• _WHAT THE TASK ASKS_
Swap every "column-header" in the data for "column-title", keeping everything else the same.

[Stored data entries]

● ● ●

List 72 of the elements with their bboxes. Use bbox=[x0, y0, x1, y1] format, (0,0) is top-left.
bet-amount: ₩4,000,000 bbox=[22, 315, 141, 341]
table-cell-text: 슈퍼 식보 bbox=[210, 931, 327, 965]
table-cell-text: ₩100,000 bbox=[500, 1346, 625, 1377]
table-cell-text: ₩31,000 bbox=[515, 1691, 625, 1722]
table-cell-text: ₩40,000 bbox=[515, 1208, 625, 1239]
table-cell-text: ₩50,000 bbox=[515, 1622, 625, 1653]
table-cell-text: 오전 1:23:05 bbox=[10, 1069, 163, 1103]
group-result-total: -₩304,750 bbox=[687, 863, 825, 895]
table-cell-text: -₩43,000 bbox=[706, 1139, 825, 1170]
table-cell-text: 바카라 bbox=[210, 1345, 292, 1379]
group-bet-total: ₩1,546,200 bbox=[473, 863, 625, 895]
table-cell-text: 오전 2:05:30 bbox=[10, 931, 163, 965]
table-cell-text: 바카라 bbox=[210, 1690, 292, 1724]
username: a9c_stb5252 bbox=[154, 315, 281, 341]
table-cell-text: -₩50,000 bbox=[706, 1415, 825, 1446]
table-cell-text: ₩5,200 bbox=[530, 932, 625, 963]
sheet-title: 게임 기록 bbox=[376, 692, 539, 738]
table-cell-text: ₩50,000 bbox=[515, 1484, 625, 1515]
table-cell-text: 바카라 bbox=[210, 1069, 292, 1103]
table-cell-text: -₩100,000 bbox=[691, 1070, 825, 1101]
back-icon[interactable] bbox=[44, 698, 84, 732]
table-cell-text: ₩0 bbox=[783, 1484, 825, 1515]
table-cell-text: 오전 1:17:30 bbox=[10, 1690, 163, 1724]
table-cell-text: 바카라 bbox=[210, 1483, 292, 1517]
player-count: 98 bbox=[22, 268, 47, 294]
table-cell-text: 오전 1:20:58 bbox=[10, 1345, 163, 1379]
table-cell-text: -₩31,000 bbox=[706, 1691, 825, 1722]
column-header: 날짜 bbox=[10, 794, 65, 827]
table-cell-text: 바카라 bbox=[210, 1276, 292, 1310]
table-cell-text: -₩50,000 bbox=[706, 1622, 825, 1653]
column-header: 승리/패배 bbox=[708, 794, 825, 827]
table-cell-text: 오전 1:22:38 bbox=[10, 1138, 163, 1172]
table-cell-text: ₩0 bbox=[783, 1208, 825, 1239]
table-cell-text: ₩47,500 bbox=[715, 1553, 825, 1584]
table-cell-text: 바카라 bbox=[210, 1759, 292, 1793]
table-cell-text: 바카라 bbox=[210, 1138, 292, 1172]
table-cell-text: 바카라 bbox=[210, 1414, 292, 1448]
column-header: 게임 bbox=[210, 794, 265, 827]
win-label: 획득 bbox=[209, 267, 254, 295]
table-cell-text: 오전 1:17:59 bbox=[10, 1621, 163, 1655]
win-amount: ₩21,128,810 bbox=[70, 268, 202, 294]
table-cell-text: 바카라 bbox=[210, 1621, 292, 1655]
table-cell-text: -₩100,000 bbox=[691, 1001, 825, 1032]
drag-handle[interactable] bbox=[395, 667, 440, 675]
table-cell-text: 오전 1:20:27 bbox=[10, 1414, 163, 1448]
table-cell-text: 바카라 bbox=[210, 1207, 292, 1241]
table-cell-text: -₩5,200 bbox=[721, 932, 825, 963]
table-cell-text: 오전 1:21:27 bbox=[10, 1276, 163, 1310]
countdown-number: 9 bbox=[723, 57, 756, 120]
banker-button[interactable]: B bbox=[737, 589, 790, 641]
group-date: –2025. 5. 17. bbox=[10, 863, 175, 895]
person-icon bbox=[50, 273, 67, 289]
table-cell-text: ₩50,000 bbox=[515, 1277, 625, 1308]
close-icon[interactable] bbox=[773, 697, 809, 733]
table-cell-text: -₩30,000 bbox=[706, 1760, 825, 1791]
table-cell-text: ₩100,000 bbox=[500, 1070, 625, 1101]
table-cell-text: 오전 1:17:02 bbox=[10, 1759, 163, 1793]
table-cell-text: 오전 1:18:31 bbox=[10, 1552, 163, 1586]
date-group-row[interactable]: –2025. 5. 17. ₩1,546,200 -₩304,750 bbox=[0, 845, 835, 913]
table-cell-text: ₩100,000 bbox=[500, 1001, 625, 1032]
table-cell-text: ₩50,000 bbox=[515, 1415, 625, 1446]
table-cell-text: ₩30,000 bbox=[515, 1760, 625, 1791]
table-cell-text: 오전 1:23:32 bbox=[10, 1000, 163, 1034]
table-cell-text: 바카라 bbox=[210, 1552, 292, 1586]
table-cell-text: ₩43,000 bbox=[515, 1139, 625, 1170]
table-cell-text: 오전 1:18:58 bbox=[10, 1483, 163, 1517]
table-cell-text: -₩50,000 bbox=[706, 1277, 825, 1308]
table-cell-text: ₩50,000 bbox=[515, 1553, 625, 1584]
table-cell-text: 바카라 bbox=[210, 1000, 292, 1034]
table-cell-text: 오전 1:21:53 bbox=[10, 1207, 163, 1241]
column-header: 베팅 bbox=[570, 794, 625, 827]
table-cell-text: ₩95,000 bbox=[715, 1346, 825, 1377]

● ● ●

• _FULL ANSWER_
List 72 of the elements with their bboxes. Use bbox=[x0, y0, x1, y1] format, (0,0) is top-left.
bet-amount: ₩4,000,000 bbox=[22, 315, 141, 341]
table-cell-text: 슈퍼 식보 bbox=[210, 931, 327, 965]
table-cell-text: ₩100,000 bbox=[500, 1346, 625, 1377]
table-cell-text: ₩31,000 bbox=[515, 1691, 625, 1722]
table-cell-text: ₩40,000 bbox=[515, 1208, 625, 1239]
table-cell-text: ₩50,000 bbox=[515, 1622, 625, 1653]
table-cell-text: 오전 1:23:05 bbox=[10, 1069, 163, 1103]
group-result-total: -₩304,750 bbox=[687, 863, 825, 895]
table-cell-text: -₩43,000 bbox=[706, 1139, 825, 1170]
table-cell-text: 바카라 bbox=[210, 1345, 292, 1379]
group-bet-total: ₩1,546,200 bbox=[473, 863, 625, 895]
table-cell-text: 오전 2:05:30 bbox=[10, 931, 163, 965]
table-cell-text: 바카라 bbox=[210, 1690, 292, 1724]
username: a9c_stb5252 bbox=[154, 315, 281, 341]
table-cell-text: -₩50,000 bbox=[706, 1415, 825, 1446]
table-cell-text: ₩5,200 bbox=[530, 932, 625, 963]
sheet-title: 게임 기록 bbox=[376, 692, 539, 738]
table-cell-text: ₩50,000 bbox=[515, 1484, 625, 1515]
table-cell-text: 바카라 bbox=[210, 1069, 292, 1103]
table-cell-text: -₩100,000 bbox=[691, 1070, 825, 1101]
back-icon[interactable] bbox=[44, 698, 84, 732]
table-cell-text: ₩0 bbox=[783, 1484, 825, 1515]
table-cell-text: 오전 1:17:30 bbox=[10, 1690, 163, 1724]
table-cell-text: 바카라 bbox=[210, 1483, 292, 1517]
player-count: 98 bbox=[22, 268, 47, 294]
table-cell-text: 오전 1:20:58 bbox=[10, 1345, 163, 1379]
table-cell-text: -₩31,000 bbox=[706, 1691, 825, 1722]
column-title: 날짜 bbox=[10, 794, 65, 827]
table-cell-text: 바카라 bbox=[210, 1276, 292, 1310]
table-cell-text: -₩50,000 bbox=[706, 1622, 825, 1653]
column-title: 승리/패배 bbox=[708, 794, 825, 827]
table-cell-text: 오전 1:22:38 bbox=[10, 1138, 163, 1172]
table-cell-text: ₩0 bbox=[783, 1208, 825, 1239]
table-cell-text: ₩47,500 bbox=[715, 1553, 825, 1584]
table-cell-text: 바카라 bbox=[210, 1759, 292, 1793]
table-cell-text: 바카라 bbox=[210, 1138, 292, 1172]
table-cell-text: 바카라 bbox=[210, 1414, 292, 1448]
column-title: 게임 bbox=[210, 794, 265, 827]
win-label: 획득 bbox=[209, 267, 254, 295]
table-cell-text: 오전 1:17:59 bbox=[10, 1621, 163, 1655]
win-amount: ₩21,128,810 bbox=[70, 268, 202, 294]
table-cell-text: 바카라 bbox=[210, 1621, 292, 1655]
table-cell-text: -₩100,000 bbox=[691, 1001, 825, 1032]
drag-handle[interactable] bbox=[395, 667, 440, 675]
table-cell-text: 오전 1:20:27 bbox=[10, 1414, 163, 1448]
table-cell-text: 바카라 bbox=[210, 1207, 292, 1241]
table-cell-text: -₩5,200 bbox=[721, 932, 825, 963]
table-cell-text: 오전 1:21:27 bbox=[10, 1276, 163, 1310]
countdown-number: 9 bbox=[723, 57, 756, 120]
banker-button[interactable]: B bbox=[737, 589, 790, 641]
group-date: –2025. 5. 17. bbox=[10, 863, 175, 895]
person-icon bbox=[50, 273, 67, 289]
table-cell-text: ₩50,000 bbox=[515, 1277, 625, 1308]
close-icon[interactable] bbox=[773, 697, 809, 733]
table-cell-text: -₩30,000 bbox=[706, 1760, 825, 1791]
table-cell-text: ₩100,000 bbox=[500, 1070, 625, 1101]
table-cell-text: 오전 1:17:02 bbox=[10, 1759, 163, 1793]
table-cell-text: 오전 1:18:31 bbox=[10, 1552, 163, 1586]
date-group-row[interactable]: –2025. 5. 17. ₩1,546,200 -₩304,750 bbox=[0, 845, 835, 913]
table-cell-text: ₩100,000 bbox=[500, 1001, 625, 1032]
table-cell-text: ₩50,000 bbox=[515, 1415, 625, 1446]
table-cell-text: ₩30,000 bbox=[515, 1760, 625, 1791]
table-cell-text: 오전 1:23:32 bbox=[10, 1000, 163, 1034]
table-cell-text: 바카라 bbox=[210, 1552, 292, 1586]
table-cell-text: ₩43,000 bbox=[515, 1139, 625, 1170]
table-cell-text: 오전 1:18:58 bbox=[10, 1483, 163, 1517]
table-cell-text: -₩50,000 bbox=[706, 1277, 825, 1308]
table-cell-text: ₩50,000 bbox=[515, 1553, 625, 1584]
table-cell-text: 바카라 bbox=[210, 1000, 292, 1034]
table-cell-text: 오전 1:21:53 bbox=[10, 1207, 163, 1241]
column-title: 베팅 bbox=[570, 794, 625, 827]
table-cell-text: ₩95,000 bbox=[715, 1346, 825, 1377]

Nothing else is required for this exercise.